* _Task objective_
In two sentences, summarize the circle chord proof.

**** Page text ****

Question

AB is the chord of a circle with centre O AB is produced to C such that BC=OB CO is joined and produced to meet the circle in D IF $\angle ACD=y^{\circ }and\angle AOD=x^{\circ }$
prove that $x^{\circ }=3y^{\circ }$

Answer 1

AB is a chord of a circle with centre O AB is produced to C such that BO = BC
CO is joined and produced to meet the circle at D
We shall prove $x^{\circ }=3y^{\circ }$
We have
$BC=OB$

$\angle OCB=\angle BOC=y^{\circ }$
[Angles opposite to equal sides are equal ]

$\angle OBA=\angle BOC+\angle OCB$
[Ext angle of a $△$ is equal to the sum of the opposite interior angles ]

$\Rightarrow \angle OBC=y^{\circ }+y^{\circ }=2y^{\circ }$

$OA=OB$...[Radii of the same circle ]

$\angle OAB=\angle OBA$....[Angles opp. To equal sides of a $△$]

$=2y^{\circ }$

$\angle AOD=\angle OAC+\angle OCA$

$=2y^{\circ }+y^{\circ }$

$=3y^{\circ }$ [Exterior angle - Sum of opposite interrior angles]

$\Rightarrow x^{\circ }=3y^{\circ }$

**** Material shown ****

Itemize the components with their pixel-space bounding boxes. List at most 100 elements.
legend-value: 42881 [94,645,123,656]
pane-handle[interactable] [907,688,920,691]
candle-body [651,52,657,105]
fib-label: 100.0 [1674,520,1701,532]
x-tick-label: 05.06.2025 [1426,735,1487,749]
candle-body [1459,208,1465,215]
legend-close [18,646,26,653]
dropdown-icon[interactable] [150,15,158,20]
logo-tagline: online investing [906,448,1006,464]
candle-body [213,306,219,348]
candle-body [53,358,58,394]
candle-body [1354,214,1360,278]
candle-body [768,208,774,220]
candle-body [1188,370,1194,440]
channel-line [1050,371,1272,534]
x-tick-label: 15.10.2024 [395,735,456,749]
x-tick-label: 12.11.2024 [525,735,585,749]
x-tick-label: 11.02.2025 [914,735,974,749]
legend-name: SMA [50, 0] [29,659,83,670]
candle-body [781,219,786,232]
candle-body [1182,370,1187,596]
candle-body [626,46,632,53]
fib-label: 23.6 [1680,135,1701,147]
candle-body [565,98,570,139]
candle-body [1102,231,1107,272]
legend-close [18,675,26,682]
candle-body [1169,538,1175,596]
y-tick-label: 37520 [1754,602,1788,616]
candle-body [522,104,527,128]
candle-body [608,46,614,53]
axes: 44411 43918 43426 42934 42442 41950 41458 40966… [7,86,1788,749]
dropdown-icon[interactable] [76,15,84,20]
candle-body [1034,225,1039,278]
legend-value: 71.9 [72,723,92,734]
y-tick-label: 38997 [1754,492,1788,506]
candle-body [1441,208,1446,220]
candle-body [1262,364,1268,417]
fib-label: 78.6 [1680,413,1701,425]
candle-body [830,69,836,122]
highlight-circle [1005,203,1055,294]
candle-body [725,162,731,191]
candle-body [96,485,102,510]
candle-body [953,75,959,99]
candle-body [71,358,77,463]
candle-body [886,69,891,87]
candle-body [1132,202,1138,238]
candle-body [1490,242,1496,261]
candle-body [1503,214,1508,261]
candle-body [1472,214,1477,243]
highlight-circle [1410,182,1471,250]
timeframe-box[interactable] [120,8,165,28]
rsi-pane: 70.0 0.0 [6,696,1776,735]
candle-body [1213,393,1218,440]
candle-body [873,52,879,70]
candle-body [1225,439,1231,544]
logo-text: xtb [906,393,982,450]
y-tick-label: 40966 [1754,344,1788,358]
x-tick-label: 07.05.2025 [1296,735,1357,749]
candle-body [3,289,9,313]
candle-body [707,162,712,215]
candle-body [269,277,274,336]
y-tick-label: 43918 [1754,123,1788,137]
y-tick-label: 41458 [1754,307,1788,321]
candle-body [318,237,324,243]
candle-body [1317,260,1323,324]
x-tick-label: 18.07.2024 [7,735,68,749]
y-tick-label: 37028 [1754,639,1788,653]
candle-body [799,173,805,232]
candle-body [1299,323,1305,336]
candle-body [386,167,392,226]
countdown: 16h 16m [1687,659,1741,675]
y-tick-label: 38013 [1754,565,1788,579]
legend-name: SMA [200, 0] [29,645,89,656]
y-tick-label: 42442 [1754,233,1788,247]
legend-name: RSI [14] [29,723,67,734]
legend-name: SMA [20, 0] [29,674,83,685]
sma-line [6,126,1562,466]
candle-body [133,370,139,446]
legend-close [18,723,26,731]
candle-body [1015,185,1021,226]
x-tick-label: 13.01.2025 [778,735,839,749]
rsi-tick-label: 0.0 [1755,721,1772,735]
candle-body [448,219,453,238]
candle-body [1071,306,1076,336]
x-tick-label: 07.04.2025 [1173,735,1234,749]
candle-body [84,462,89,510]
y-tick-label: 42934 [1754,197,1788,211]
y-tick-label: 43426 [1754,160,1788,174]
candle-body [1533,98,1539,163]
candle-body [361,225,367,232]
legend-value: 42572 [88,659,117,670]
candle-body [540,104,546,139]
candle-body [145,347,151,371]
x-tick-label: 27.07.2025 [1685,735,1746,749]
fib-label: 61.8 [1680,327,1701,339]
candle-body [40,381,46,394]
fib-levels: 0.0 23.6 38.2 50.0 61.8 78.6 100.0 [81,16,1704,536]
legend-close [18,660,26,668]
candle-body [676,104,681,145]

****

* _Answer for the task_
A chord AB of a circle with center O is produced to C so that BC equals OB, and CO is produced to meet the circle at D; with angle ACD equal to y° and angle AOD equal to x°, the problem asks for a proof that x° = 3y°. The solution combines the equality of angles opposite equal sides, the equal radii OA and OB, and the rule that an exterior angle of a triangle equals the sum of the opposite interior angles to show that angle AOD equals 2y° + y°, so x° = 3y°.